**DATA LISTING:**
╔══
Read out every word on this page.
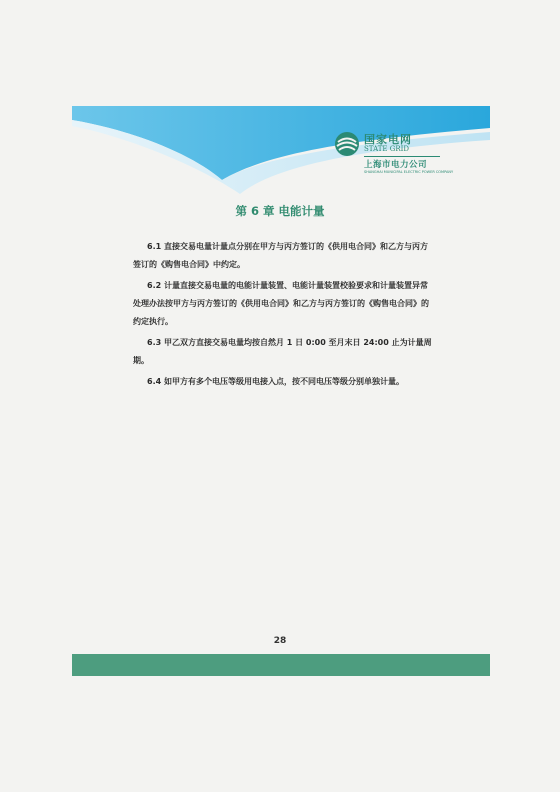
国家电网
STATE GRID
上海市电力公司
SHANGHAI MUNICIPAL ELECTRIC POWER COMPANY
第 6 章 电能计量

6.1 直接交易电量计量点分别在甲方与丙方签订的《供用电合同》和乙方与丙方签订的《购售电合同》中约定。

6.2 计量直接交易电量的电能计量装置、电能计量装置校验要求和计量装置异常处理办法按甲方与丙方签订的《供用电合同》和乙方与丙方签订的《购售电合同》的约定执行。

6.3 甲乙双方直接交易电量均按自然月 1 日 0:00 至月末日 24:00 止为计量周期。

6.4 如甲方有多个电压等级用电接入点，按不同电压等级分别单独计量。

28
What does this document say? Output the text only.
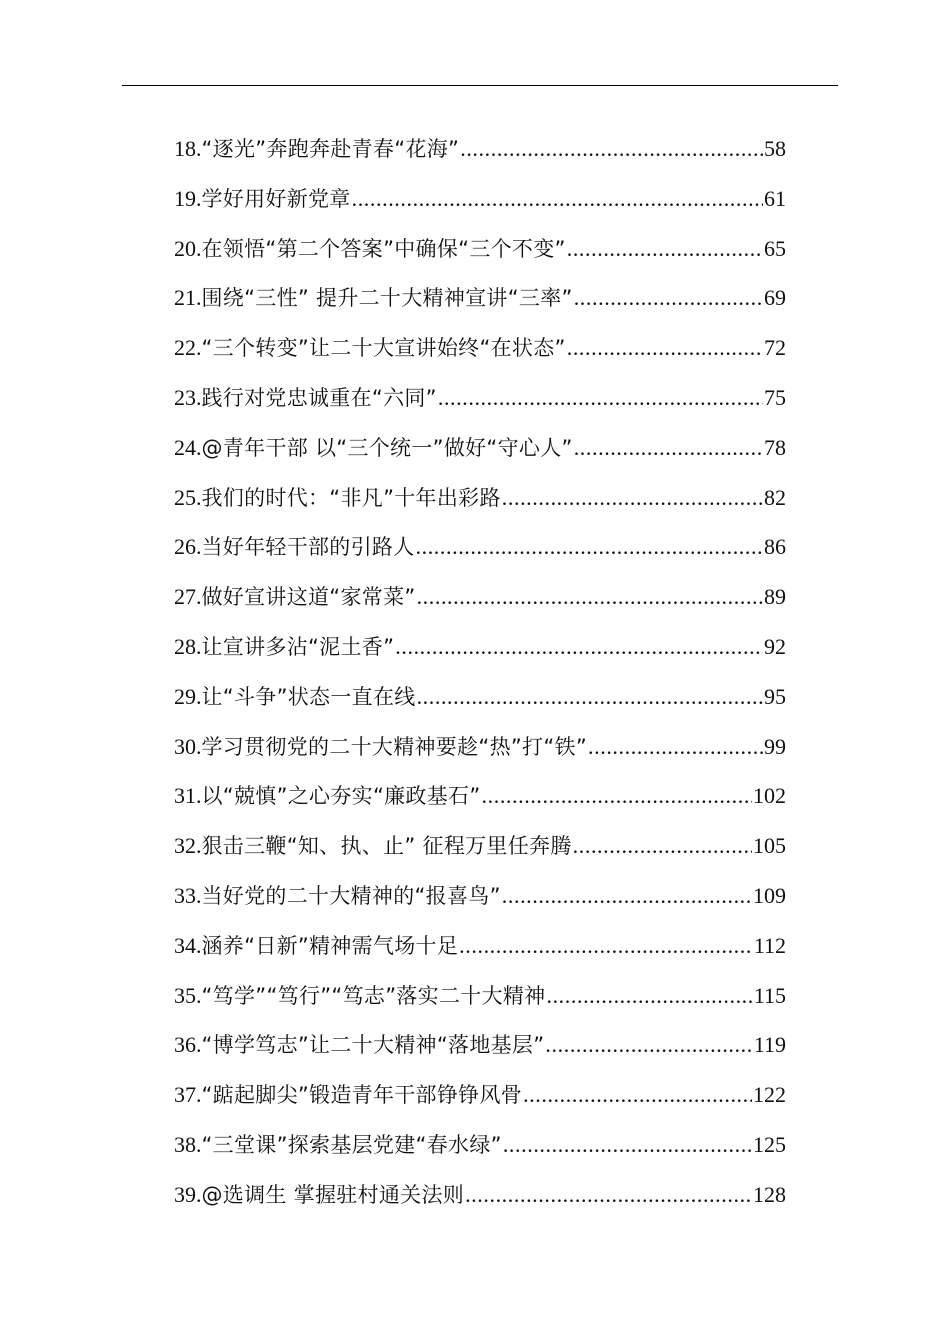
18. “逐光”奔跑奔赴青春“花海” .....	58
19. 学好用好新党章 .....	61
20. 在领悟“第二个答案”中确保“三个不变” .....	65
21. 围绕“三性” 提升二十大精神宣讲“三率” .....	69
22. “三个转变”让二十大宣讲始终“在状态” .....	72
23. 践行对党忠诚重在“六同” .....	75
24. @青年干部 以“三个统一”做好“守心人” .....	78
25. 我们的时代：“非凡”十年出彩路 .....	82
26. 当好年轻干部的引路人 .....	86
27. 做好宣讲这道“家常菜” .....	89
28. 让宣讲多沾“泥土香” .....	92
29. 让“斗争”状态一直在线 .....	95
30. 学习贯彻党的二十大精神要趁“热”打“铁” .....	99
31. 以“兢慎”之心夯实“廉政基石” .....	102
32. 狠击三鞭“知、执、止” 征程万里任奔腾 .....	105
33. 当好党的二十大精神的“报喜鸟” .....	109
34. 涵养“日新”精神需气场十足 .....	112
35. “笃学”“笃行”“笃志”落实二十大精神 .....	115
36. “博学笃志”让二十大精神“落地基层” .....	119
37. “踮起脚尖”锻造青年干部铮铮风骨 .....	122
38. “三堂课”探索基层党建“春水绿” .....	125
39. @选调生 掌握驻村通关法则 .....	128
╚══
**TASK OBJECTIVE:** From the line containing "What does this" to the end of the data above, give those lines again verbatim, with both endpoints included and no images.

**THE RESPONSE:**
What does this document say? Output the text only.
18. “逐光”奔跑奔赴青春“花海” .....	58
19. 学好用好新党章 .....	61
20. 在领悟“第二个答案”中确保“三个不变” .....	65
21. 围绕“三性” 提升二十大精神宣讲“三率” .....	69
22. “三个转变”让二十大宣讲始终“在状态” .....	72
23. 践行对党忠诚重在“六同” .....	75
24. @青年干部 以“三个统一”做好“守心人” .....	78
25. 我们的时代：“非凡”十年出彩路 .....	82
26. 当好年轻干部的引路人 .....	86
27. 做好宣讲这道“家常菜” .....	89
28. 让宣讲多沾“泥土香” .....	92
29. 让“斗争”状态一直在线 .....	95
30. 学习贯彻党的二十大精神要趁“热”打“铁” .....	99
31. 以“兢慎”之心夯实“廉政基石” .....	102
32. 狠击三鞭“知、执、止” 征程万里任奔腾 .....	105
33. 当好党的二十大精神的“报喜鸟” .....	109
34. 涵养“日新”精神需气场十足 .....	112
35. “笃学”“笃行”“笃志”落实二十大精神 .....	115
36. “博学笃志”让二十大精神“落地基层” .....	119
37. “踮起脚尖”锻造青年干部铮铮风骨 .....	122
38. “三堂课”探索基层党建“春水绿” .....	125
39. @选调生 掌握驻村通关法则 .....	128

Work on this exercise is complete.